What is asked: Transcribe all of the records precisely as they are presented.

(Data entries)
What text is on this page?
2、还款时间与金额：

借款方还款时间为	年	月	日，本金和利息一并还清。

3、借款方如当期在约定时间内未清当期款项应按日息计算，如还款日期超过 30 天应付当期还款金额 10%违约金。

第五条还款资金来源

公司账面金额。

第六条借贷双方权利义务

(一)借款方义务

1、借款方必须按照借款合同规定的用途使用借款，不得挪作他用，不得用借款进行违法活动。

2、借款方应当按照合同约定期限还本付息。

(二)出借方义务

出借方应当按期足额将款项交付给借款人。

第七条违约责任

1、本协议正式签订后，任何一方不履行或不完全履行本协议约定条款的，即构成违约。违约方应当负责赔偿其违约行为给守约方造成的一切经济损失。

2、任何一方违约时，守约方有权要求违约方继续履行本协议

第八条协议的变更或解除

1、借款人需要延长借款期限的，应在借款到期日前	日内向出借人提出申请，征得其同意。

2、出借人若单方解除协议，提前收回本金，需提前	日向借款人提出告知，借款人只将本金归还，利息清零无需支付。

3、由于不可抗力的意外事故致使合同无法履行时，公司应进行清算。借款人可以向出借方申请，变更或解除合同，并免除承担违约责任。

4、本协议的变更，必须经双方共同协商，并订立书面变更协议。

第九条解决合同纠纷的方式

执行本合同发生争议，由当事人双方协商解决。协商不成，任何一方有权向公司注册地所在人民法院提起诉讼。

Exercise answer:
What text is on this page?
2、还款时间与金额：

借款方还款时间为	年	月	日，本金和利息一并还清。

3、借款方如当期在约定时间内未清当期款项应按日息计算，如还款日期超过 30 天应付当期还款金额 10%违约金。

第五条还款资金来源

公司账面金额。

第六条借贷双方权利义务

(一)借款方义务

1、借款方必须按照借款合同规定的用途使用借款，不得挪作他用，不得用借款进行违法活动。

2、借款方应当按照合同约定期限还本付息。

(二)出借方义务

出借方应当按期足额将款项交付给借款人。

第七条违约责任

1、本协议正式签订后，任何一方不履行或不完全履行本协议约定条款的，即构成违约。违约方应当负责赔偿其违约行为给守约方造成的一切经济损失。

2、任何一方违约时，守约方有权要求违约方继续履行本协议

第八条协议的变更或解除

1、借款人需要延长借款期限的，应在借款到期日前	日内向出借人提出申请，征得其同意。

2、出借人若单方解除协议，提前收回本金，需提前	日向借款人提出告知，借款人只将本金归还，利息清零无需支付。

3、由于不可抗力的意外事故致使合同无法履行时，公司应进行清算。借款人可以向出借方申请，变更或解除合同，并免除承担违约责任。

4、本协议的变更，必须经双方共同协商，并订立书面变更协议。

第九条解决合同纠纷的方式

执行本合同发生争议，由当事人双方协商解决。协商不成，任何一方有权向公司注册地所在人民法院提起诉讼。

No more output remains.